Task goal:
Output all the material that follows, exactly as given.

Figure content listings:

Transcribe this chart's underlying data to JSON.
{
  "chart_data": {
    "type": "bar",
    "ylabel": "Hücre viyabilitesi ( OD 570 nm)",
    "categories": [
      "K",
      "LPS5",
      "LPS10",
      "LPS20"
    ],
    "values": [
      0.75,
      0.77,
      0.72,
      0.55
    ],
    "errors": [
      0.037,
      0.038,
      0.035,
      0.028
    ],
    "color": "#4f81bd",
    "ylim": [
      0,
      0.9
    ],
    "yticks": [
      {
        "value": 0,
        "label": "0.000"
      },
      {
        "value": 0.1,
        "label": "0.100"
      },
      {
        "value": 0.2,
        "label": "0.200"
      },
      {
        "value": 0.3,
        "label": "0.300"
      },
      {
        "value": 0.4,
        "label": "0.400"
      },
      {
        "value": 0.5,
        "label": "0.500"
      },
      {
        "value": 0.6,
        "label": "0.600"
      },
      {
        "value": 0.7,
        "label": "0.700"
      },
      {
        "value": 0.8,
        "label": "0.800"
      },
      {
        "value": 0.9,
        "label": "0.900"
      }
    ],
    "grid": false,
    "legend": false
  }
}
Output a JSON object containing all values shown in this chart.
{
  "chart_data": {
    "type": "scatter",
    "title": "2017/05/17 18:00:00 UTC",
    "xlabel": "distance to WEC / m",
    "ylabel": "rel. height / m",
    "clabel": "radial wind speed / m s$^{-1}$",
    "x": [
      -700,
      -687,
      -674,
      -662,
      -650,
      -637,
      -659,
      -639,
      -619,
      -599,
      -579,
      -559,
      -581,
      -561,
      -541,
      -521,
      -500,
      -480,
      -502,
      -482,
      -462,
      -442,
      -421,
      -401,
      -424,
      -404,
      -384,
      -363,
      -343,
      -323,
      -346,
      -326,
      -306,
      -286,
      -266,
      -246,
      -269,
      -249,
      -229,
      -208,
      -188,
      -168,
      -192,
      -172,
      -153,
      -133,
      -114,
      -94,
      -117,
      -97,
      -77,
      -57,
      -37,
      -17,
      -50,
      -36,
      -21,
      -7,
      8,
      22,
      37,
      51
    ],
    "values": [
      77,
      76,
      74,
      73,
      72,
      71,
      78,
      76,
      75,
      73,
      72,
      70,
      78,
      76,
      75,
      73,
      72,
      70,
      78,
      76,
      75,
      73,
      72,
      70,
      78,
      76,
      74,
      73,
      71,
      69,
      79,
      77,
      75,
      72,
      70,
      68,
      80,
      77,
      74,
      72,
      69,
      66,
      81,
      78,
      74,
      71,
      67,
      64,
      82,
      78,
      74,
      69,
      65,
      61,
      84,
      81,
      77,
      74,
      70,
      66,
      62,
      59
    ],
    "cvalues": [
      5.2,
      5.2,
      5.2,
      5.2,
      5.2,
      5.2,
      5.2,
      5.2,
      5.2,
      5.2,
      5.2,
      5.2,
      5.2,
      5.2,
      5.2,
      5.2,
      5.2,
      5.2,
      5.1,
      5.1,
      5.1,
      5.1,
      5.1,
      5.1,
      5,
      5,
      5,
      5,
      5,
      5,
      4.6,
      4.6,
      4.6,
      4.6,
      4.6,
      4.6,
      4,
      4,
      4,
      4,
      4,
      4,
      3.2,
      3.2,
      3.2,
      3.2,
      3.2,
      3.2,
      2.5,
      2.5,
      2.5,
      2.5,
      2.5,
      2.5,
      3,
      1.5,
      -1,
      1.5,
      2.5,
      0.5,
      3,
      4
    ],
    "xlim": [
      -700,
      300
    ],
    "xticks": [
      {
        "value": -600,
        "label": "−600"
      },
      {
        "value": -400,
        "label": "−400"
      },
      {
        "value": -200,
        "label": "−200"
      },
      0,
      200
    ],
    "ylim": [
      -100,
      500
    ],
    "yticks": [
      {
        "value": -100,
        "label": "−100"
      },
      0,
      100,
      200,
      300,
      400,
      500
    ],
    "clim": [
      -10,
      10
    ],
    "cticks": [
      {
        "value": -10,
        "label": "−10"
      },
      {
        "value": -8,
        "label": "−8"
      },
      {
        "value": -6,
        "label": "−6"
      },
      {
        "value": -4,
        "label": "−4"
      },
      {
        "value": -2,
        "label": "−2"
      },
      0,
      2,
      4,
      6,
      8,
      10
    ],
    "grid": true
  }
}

Completed task:
Transcribe this chart's underlying data to JSON.
{
  "chart_data": {
    "type": "bar",
    "ylabel": "Hücre viyabilitesi ( OD 570 nm)",
    "categories": [
      "K",
      "LPS5",
      "LPS10",
      "LPS20"
    ],
    "values": [
      0.75,
      0.77,
      0.72,
      0.55
    ],
    "errors": [
      0.037,
      0.038,
      0.035,
      0.028
    ],
    "color": "#4f81bd",
    "ylim": [
      0,
      0.9
    ],
    "yticks": [
      {
        "value": 0,
        "label": "0.000"
      },
      {
        "value": 0.1,
        "label": "0.100"
      },
      {
        "value": 0.2,
        "label": "0.200"
      },
      {
        "value": 0.3,
        "label": "0.300"
      },
      {
        "value": 0.4,
        "label": "0.400"
      },
      {
        "value": 0.5,
        "label": "0.500"
      },
      {
        "value": 0.6,
        "label": "0.600"
      },
      {
        "value": 0.7,
        "label": "0.700"
      },
      {
        "value": 0.8,
        "label": "0.800"
      },
      {
        "value": 0.9,
        "label": "0.900"
      }
    ],
    "grid": false,
    "legend": false
  }
}
Output a JSON object containing all values shown in this chart.
{
  "chart_data": {
    "type": "scatter",
    "title": "2017/05/17 18:00:00 UTC",
    "xlabel": "distance to WEC / m",
    "ylabel": "rel. height / m",
    "clabel": "radial wind speed / m s$^{-1}$",
    "x": [
      -700,
      -687,
      -674,
      -662,
      -650,
      -637,
      -659,
      -639,
      -619,
      -599,
      -579,
      -559,
      -581,
      -561,
      -541,
      -521,
      -500,
      -480,
      -502,
      -482,
      -462,
      -442,
      -421,
      -401,
      -424,
      -404,
      -384,
      -363,
      -343,
      -323,
      -346,
      -326,
      -306,
      -286,
      -266,
      -246,
      -269,
      -249,
      -229,
      -208,
      -188,
      -168,
      -192,
      -172,
      -153,
      -133,
      -114,
      -94,
      -117,
      -97,
      -77,
      -57,
      -37,
      -17,
      -50,
      -36,
      -21,
      -7,
      8,
      22,
      37,
      51
    ],
    "values": [
      77,
      76,
      74,
      73,
      72,
      71,
      78,
      76,
      75,
      73,
      72,
      70,
      78,
      76,
      75,
      73,
      72,
      70,
      78,
      76,
      75,
      73,
      72,
      70,
      78,
      76,
      74,
      73,
      71,
      69,
      79,
      77,
      75,
      72,
      70,
      68,
      80,
      77,
      74,
      72,
      69,
      66,
      81,
      78,
      74,
      71,
      67,
      64,
      82,
      78,
      74,
      69,
      65,
      61,
      84,
      81,
      77,
      74,
      70,
      66,
      62,
      59
    ],
    "cvalues": [
      5.2,
      5.2,
      5.2,
      5.2,
      5.2,
      5.2,
      5.2,
      5.2,
      5.2,
      5.2,
      5.2,
      5.2,
      5.2,
      5.2,
      5.2,
      5.2,
      5.2,
      5.2,
      5.1,
      5.1,
      5.1,
      5.1,
      5.1,
      5.1,
      5,
      5,
      5,
      5,
      5,
      5,
      4.6,
      4.6,
      4.6,
      4.6,
      4.6,
      4.6,
      4,
      4,
      4,
      4,
      4,
      4,
      3.2,
      3.2,
      3.2,
      3.2,
      3.2,
      3.2,
      2.5,
      2.5,
      2.5,
      2.5,
      2.5,
      2.5,
      3,
      1.5,
      -1,
      1.5,
      2.5,
      0.5,
      3,
      4
    ],
    "xlim": [
      -700,
      300
    ],
    "xticks": [
      {
        "value": -600,
        "label": "−600"
      },
      {
        "value": -400,
        "label": "−400"
      },
      {
        "value": -200,
        "label": "−200"
      },
      0,
      200
    ],
    "ylim": [
      -100,
      500
    ],
    "yticks": [
      {
        "value": -100,
        "label": "−100"
      },
      0,
      100,
      200,
      300,
      400,
      500
    ],
    "clim": [
      -10,
      10
    ],
    "cticks": [
      {
        "value": -10,
        "label": "−10"
      },
      {
        "value": -8,
        "label": "−8"
      },
      {
        "value": -6,
        "label": "−6"
      },
      {
        "value": -4,
        "label": "−4"
      },
      {
        "value": -2,
        "label": "−2"
      },
      0,
      2,
      4,
      6,
      8,
      10
    ],
    "grid": true
  }
}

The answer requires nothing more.